* START SUPPLIED RECORDS *
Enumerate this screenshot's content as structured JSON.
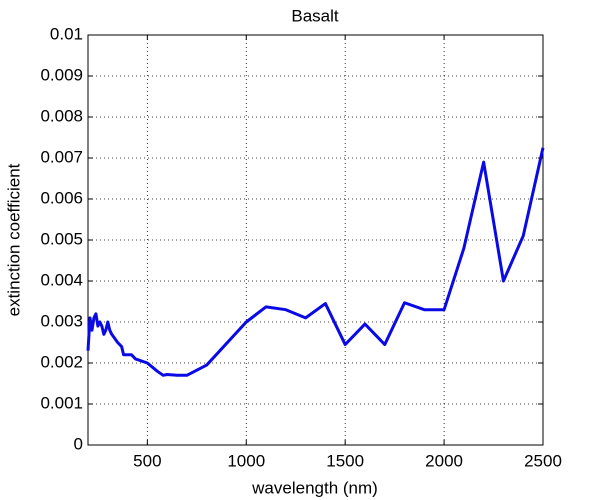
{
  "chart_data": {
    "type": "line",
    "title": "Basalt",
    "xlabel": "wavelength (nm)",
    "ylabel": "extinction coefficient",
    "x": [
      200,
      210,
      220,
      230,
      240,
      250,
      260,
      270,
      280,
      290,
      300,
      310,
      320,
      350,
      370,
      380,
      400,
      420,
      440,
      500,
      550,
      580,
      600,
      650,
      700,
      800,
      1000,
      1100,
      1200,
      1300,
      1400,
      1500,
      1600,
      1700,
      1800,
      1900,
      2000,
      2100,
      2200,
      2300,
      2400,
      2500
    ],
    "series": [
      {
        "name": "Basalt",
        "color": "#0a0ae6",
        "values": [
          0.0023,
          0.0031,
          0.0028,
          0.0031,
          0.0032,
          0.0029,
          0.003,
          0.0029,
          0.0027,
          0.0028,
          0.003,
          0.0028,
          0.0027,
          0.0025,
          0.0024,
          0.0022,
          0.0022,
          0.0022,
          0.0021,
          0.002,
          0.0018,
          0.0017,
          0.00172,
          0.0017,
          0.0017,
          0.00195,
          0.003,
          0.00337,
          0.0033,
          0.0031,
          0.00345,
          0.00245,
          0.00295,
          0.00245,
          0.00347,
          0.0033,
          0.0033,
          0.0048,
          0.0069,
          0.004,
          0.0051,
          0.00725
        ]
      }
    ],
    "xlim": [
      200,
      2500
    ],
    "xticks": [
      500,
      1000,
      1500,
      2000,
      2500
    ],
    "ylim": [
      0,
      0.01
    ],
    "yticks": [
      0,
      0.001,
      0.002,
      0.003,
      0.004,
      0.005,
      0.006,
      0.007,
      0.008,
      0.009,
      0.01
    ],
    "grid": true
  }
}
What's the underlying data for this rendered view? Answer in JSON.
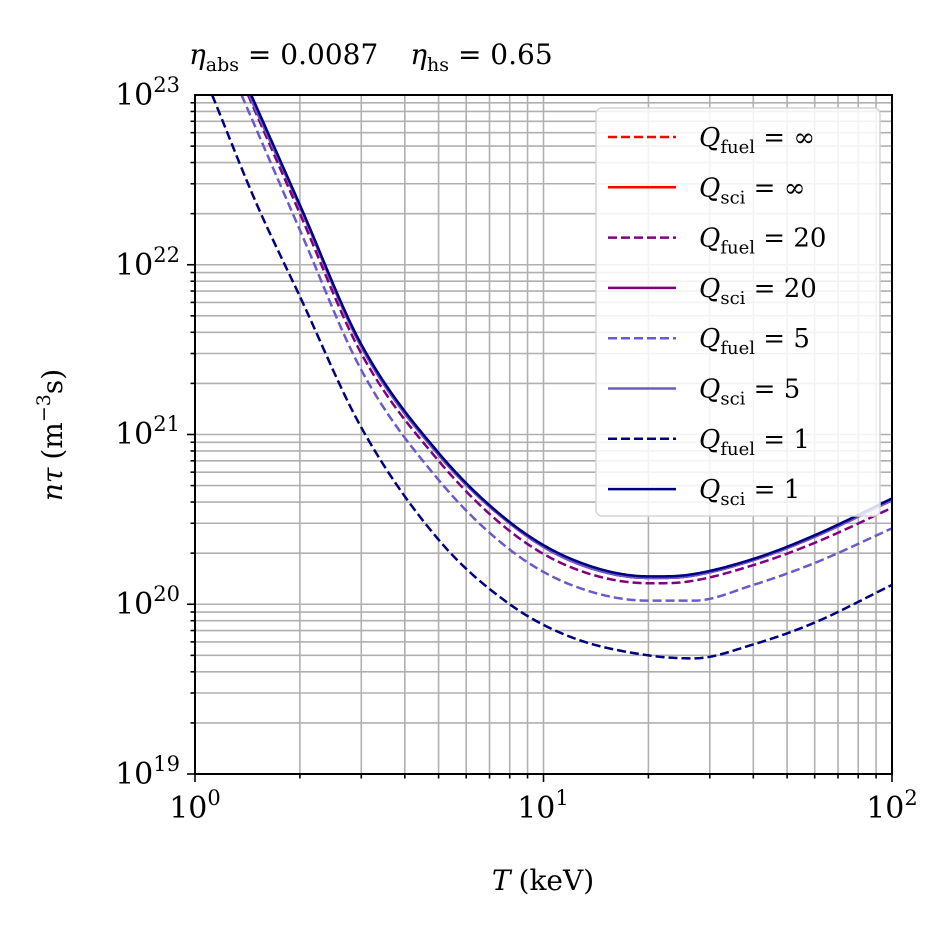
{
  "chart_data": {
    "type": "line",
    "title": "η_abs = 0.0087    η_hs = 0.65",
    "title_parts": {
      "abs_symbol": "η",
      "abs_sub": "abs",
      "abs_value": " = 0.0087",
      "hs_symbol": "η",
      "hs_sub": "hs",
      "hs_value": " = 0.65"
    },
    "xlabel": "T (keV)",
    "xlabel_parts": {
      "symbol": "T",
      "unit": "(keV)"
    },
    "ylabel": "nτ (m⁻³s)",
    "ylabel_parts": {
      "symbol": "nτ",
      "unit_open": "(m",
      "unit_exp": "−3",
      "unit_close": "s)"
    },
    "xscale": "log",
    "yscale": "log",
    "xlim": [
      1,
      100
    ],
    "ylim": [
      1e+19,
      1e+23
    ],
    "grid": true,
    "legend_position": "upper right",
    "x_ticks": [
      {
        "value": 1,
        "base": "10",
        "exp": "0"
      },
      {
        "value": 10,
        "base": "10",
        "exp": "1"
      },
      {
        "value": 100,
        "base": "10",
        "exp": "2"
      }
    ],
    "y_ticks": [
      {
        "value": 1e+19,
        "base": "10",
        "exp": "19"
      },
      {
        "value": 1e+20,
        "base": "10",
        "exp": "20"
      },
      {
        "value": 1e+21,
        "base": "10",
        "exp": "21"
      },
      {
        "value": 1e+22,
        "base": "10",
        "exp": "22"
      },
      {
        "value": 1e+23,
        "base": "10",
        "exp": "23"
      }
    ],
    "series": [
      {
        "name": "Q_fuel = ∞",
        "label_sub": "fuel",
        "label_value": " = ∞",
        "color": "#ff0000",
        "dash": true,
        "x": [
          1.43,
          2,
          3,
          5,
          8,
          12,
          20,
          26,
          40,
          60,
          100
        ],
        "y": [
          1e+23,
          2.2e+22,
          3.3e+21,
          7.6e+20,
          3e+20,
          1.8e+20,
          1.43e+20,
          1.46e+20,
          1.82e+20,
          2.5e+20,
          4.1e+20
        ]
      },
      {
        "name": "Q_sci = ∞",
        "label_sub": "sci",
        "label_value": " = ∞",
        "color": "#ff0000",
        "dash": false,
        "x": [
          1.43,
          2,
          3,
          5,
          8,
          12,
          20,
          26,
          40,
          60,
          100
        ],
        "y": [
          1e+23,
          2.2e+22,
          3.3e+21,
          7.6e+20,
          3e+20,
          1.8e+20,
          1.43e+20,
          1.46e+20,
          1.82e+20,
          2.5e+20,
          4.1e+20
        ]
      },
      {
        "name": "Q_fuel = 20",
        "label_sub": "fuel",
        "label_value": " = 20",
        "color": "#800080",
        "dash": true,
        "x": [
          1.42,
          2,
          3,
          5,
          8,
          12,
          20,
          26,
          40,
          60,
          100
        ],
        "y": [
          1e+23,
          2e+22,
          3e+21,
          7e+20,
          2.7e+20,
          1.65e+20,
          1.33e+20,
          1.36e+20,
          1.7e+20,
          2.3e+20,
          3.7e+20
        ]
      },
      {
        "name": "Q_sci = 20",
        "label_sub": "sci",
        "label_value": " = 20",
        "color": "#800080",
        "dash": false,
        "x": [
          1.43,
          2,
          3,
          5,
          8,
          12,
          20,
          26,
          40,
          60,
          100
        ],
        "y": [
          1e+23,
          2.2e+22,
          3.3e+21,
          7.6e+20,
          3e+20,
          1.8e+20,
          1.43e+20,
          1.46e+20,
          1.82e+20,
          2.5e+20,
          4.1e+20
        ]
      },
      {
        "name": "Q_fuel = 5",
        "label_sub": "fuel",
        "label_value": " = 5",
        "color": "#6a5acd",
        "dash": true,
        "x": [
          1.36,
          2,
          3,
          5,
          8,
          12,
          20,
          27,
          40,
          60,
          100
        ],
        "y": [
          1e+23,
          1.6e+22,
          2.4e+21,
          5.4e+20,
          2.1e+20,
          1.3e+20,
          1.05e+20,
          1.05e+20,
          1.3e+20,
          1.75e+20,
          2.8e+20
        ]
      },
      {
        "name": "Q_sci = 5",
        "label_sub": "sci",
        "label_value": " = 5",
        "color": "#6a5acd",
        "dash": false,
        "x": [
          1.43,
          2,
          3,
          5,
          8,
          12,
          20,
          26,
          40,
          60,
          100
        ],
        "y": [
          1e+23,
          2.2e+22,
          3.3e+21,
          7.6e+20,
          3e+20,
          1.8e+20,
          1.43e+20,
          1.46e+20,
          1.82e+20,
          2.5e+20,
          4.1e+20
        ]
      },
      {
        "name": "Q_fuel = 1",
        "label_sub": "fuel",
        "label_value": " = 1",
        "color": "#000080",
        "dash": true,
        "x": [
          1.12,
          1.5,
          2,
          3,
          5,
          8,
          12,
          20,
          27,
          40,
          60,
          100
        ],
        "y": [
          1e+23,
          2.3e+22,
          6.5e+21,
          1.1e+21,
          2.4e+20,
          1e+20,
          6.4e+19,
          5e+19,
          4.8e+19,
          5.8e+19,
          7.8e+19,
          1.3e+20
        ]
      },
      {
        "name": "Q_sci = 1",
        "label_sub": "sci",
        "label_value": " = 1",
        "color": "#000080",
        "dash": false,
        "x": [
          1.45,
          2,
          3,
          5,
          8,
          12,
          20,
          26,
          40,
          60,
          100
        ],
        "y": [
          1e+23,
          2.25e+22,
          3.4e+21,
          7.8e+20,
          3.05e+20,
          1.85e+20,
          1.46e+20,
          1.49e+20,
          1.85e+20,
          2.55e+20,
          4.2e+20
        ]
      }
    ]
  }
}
* END SUPPLIED RECORDS *
* START SUPPLIED RECORDS *
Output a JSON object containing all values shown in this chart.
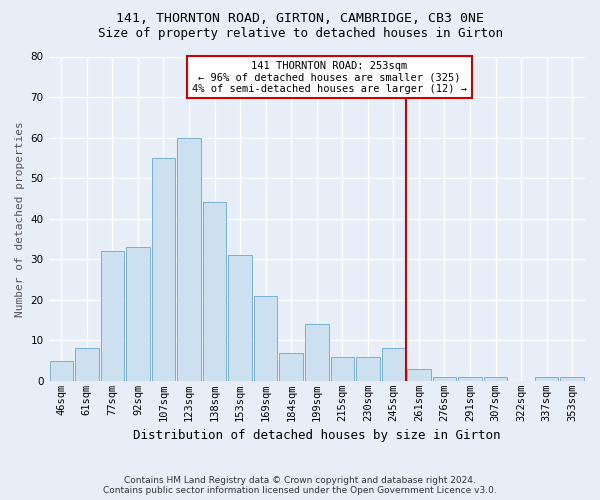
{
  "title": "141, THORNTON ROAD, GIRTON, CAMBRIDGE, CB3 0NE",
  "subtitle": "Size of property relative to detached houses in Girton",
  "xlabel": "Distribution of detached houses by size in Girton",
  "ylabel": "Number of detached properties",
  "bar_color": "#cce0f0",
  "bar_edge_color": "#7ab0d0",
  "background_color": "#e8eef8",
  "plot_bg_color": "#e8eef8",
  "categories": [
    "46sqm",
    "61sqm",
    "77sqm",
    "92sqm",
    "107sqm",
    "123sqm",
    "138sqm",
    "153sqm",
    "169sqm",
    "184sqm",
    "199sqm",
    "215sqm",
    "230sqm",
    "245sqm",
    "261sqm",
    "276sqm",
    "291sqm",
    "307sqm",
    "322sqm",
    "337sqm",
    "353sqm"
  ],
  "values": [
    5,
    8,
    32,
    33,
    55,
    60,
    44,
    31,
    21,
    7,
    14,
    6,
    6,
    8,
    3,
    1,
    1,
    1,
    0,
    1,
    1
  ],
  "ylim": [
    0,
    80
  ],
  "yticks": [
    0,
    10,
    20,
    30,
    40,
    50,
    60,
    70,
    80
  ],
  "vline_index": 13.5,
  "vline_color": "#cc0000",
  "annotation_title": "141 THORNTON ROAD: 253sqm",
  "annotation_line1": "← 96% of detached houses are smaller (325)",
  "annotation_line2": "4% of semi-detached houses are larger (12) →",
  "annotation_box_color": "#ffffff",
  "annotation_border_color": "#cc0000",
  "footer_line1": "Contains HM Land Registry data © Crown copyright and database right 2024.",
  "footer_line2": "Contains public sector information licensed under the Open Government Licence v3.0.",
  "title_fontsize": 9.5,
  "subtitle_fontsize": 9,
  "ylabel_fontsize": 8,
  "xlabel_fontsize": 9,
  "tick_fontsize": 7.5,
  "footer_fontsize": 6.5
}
* END SUPPLIED RECORDS *
◆ THE TASK ◆
Which lines in the listing above hold the word "name"? Show each of them.

◆ REPLY TO THE TASK ◆
        "name": "Basalt",
        "name": "Q_fuel = ∞",
        "name": "Q_sci = ∞",
        "name": "Q_fuel = 20",
        "name": "Q_sci = 20",
        "name": "Q_fuel = 5",
        "name": "Q_sci = 5",
        "name": "Q_fuel = 1",
        "name": "Q_sci = 1",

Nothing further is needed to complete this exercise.